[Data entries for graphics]

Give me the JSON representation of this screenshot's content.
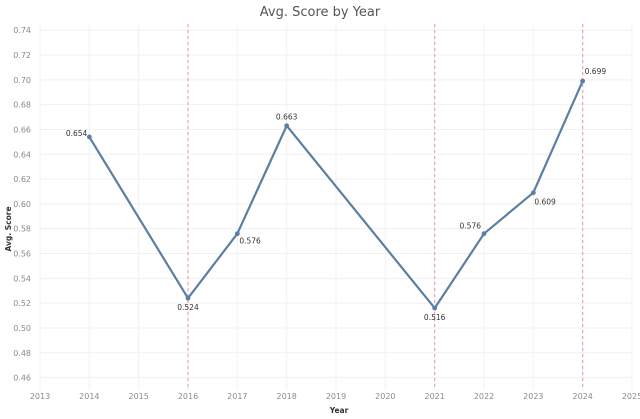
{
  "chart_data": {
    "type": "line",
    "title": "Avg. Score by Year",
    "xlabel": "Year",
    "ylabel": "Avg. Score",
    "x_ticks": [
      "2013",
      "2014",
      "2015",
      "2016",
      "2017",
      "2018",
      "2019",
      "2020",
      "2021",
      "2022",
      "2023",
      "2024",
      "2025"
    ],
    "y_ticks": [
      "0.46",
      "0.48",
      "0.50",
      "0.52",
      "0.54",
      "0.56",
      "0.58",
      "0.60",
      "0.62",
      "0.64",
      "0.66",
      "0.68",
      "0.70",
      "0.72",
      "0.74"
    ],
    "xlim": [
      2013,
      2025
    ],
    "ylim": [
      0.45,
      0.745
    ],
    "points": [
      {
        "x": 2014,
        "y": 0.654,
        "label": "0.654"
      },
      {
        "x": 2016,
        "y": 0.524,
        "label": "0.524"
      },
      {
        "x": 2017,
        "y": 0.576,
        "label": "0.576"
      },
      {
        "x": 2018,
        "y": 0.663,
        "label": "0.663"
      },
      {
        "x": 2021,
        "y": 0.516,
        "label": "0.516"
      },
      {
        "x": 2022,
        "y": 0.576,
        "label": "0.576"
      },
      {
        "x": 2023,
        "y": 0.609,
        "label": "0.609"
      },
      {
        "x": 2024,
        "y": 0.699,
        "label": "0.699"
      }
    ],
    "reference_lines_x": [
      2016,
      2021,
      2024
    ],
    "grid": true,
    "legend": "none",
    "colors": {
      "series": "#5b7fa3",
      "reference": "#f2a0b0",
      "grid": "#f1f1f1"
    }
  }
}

Aim of the exercise> Would you mind returning each entry above word for word, skipping the images?

In response>
Give me the JSON representation of this screenshot's content.
{
  "chart_data": {
    "type": "line",
    "title": "Avg. Score by Year",
    "xlabel": "Year",
    "ylabel": "Avg. Score",
    "x_ticks": [
      "2013",
      "2014",
      "2015",
      "2016",
      "2017",
      "2018",
      "2019",
      "2020",
      "2021",
      "2022",
      "2023",
      "2024",
      "2025"
    ],
    "y_ticks": [
      "0.46",
      "0.48",
      "0.50",
      "0.52",
      "0.54",
      "0.56",
      "0.58",
      "0.60",
      "0.62",
      "0.64",
      "0.66",
      "0.68",
      "0.70",
      "0.72",
      "0.74"
    ],
    "xlim": [
      2013,
      2025
    ],
    "ylim": [
      0.45,
      0.745
    ],
    "points": [
      {
        "x": 2014,
        "y": 0.654,
        "label": "0.654"
      },
      {
        "x": 2016,
        "y": 0.524,
        "label": "0.524"
      },
      {
        "x": 2017,
        "y": 0.576,
        "label": "0.576"
      },
      {
        "x": 2018,
        "y": 0.663,
        "label": "0.663"
      },
      {
        "x": 2021,
        "y": 0.516,
        "label": "0.516"
      },
      {
        "x": 2022,
        "y": 0.576,
        "label": "0.576"
      },
      {
        "x": 2023,
        "y": 0.609,
        "label": "0.609"
      },
      {
        "x": 2024,
        "y": 0.699,
        "label": "0.699"
      }
    ],
    "reference_lines_x": [
      2016,
      2021,
      2024
    ],
    "grid": true,
    "legend": "none",
    "colors": {
      "series": "#5b7fa3",
      "reference": "#f2a0b0",
      "grid": "#f1f1f1"
    }
  }
}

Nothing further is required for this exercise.